Your instructions: Print all entries word for word.

┏━━

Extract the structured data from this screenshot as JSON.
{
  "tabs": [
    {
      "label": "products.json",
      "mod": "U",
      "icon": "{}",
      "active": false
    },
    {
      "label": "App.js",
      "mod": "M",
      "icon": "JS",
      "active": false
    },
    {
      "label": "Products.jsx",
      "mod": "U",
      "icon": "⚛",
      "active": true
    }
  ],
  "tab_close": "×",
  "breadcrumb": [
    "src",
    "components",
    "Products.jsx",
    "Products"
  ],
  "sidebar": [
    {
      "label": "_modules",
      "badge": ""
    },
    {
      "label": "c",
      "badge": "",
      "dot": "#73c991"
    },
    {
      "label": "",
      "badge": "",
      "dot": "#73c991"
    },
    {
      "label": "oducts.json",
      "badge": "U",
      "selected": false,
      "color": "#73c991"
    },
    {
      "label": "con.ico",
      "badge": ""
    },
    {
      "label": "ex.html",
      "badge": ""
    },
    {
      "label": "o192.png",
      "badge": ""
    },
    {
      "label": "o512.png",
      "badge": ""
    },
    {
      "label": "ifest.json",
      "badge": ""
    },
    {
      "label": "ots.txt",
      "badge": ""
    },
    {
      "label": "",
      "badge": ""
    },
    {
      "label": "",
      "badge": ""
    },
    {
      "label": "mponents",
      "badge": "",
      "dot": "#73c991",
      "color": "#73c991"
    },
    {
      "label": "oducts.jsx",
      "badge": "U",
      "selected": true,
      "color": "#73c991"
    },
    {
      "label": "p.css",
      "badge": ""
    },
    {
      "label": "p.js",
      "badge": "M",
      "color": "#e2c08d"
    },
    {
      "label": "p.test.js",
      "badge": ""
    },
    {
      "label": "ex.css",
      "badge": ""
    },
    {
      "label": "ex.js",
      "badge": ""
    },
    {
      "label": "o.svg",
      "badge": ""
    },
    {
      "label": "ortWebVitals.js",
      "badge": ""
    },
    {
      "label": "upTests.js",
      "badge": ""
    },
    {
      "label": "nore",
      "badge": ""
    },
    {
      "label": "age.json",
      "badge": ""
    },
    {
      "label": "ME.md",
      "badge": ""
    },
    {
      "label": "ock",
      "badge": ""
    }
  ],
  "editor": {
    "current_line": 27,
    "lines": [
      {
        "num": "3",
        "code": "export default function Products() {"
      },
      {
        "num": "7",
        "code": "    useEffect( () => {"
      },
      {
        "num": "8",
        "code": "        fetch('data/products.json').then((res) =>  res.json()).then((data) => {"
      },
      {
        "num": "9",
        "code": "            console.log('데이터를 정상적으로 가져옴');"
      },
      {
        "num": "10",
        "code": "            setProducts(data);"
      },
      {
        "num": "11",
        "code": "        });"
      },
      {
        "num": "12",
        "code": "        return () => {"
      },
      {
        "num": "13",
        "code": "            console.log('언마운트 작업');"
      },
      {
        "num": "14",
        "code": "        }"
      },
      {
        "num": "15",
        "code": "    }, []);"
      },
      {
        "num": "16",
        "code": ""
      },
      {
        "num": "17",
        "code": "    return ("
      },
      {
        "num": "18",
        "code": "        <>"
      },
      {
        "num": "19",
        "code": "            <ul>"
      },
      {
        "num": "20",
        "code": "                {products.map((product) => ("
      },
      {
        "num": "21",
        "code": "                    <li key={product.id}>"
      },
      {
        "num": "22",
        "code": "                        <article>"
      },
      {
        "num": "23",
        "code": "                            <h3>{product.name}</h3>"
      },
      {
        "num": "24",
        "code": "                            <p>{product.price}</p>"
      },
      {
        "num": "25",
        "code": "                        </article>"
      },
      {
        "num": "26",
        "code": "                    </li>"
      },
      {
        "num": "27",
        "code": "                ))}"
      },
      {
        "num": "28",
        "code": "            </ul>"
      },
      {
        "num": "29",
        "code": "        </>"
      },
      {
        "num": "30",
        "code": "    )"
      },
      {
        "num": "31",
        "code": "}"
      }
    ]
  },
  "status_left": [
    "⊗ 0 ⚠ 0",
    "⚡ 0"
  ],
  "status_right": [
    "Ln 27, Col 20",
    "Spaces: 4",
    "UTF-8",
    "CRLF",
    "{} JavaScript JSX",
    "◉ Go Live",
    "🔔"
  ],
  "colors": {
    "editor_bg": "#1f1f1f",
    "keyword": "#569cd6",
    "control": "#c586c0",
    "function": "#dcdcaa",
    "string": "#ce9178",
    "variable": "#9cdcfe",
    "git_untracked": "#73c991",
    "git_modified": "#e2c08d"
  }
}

┗━━

Answer to the problem:
Extract the structured data from this screenshot as JSON.
{
  "tabs": [
    {
      "label": "products.json",
      "mod": "U",
      "icon": "{}",
      "active": false
    },
    {
      "label": "App.js",
      "mod": "M",
      "icon": "JS",
      "active": false
    },
    {
      "label": "Products.jsx",
      "mod": "U",
      "icon": "⚛",
      "active": true
    }
  ],
  "tab_close": "×",
  "breadcrumb": [
    "src",
    "components",
    "Products.jsx",
    "Products"
  ],
  "sidebar": [
    {
      "label": "_modules",
      "badge": ""
    },
    {
      "label": "c",
      "badge": "",
      "dot": "#73c991"
    },
    {
      "label": "",
      "badge": "",
      "dot": "#73c991"
    },
    {
      "label": "oducts.json",
      "badge": "U",
      "selected": false,
      "color": "#73c991"
    },
    {
      "label": "con.ico",
      "badge": ""
    },
    {
      "label": "ex.html",
      "badge": ""
    },
    {
      "label": "o192.png",
      "badge": ""
    },
    {
      "label": "o512.png",
      "badge": ""
    },
    {
      "label": "ifest.json",
      "badge": ""
    },
    {
      "label": "ots.txt",
      "badge": ""
    },
    {
      "label": "",
      "badge": ""
    },
    {
      "label": "",
      "badge": ""
    },
    {
      "label": "mponents",
      "badge": "",
      "dot": "#73c991",
      "color": "#73c991"
    },
    {
      "label": "oducts.jsx",
      "badge": "U",
      "selected": true,
      "color": "#73c991"
    },
    {
      "label": "p.css",
      "badge": ""
    },
    {
      "label": "p.js",
      "badge": "M",
      "color": "#e2c08d"
    },
    {
      "label": "p.test.js",
      "badge": ""
    },
    {
      "label": "ex.css",
      "badge": ""
    },
    {
      "label": "ex.js",
      "badge": ""
    },
    {
      "label": "o.svg",
      "badge": ""
    },
    {
      "label": "ortWebVitals.js",
      "badge": ""
    },
    {
      "label": "upTests.js",
      "badge": ""
    },
    {
      "label": "nore",
      "badge": ""
    },
    {
      "label": "age.json",
      "badge": ""
    },
    {
      "label": "ME.md",
      "badge": ""
    },
    {
      "label": "ock",
      "badge": ""
    }
  ],
  "editor": {
    "current_line": 27,
    "lines": [
      {
        "num": "3",
        "code": "export default function Products() {"
      },
      {
        "num": "7",
        "code": "    useEffect( () => {"
      },
      {
        "num": "8",
        "code": "        fetch('data/products.json').then((res) =>  res.json()).then((data) => {"
      },
      {
        "num": "9",
        "code": "            console.log('데이터를 정상적으로 가져옴');"
      },
      {
        "num": "10",
        "code": "            setProducts(data);"
      },
      {
        "num": "11",
        "code": "        });"
      },
      {
        "num": "12",
        "code": "        return () => {"
      },
      {
        "num": "13",
        "code": "            console.log('언마운트 작업');"
      },
      {
        "num": "14",
        "code": "        }"
      },
      {
        "num": "15",
        "code": "    }, []);"
      },
      {
        "num": "16",
        "code": ""
      },
      {
        "num": "17",
        "code": "    return ("
      },
      {
        "num": "18",
        "code": "        <>"
      },
      {
        "num": "19",
        "code": "            <ul>"
      },
      {
        "num": "20",
        "code": "                {products.map((product) => ("
      },
      {
        "num": "21",
        "code": "                    <li key={product.id}>"
      },
      {
        "num": "22",
        "code": "                        <article>"
      },
      {
        "num": "23",
        "code": "                            <h3>{product.name}</h3>"
      },
      {
        "num": "24",
        "code": "                            <p>{product.price}</p>"
      },
      {
        "num": "25",
        "code": "                        </article>"
      },
      {
        "num": "26",
        "code": "                    </li>"
      },
      {
        "num": "27",
        "code": "                ))}"
      },
      {
        "num": "28",
        "code": "            </ul>"
      },
      {
        "num": "29",
        "code": "        </>"
      },
      {
        "num": "30",
        "code": "    )"
      },
      {
        "num": "31",
        "code": "}"
      }
    ]
  },
  "status_left": [
    "⊗ 0 ⚠ 0",
    "⚡ 0"
  ],
  "status_right": [
    "Ln 27, Col 20",
    "Spaces: 4",
    "UTF-8",
    "CRLF",
    "{} JavaScript JSX",
    "◉ Go Live",
    "🔔"
  ],
  "colors": {
    "editor_bg": "#1f1f1f",
    "keyword": "#569cd6",
    "control": "#c586c0",
    "function": "#dcdcaa",
    "string": "#ce9178",
    "variable": "#9cdcfe",
    "git_untracked": "#73c991",
    "git_modified": "#e2c08d"
  }
}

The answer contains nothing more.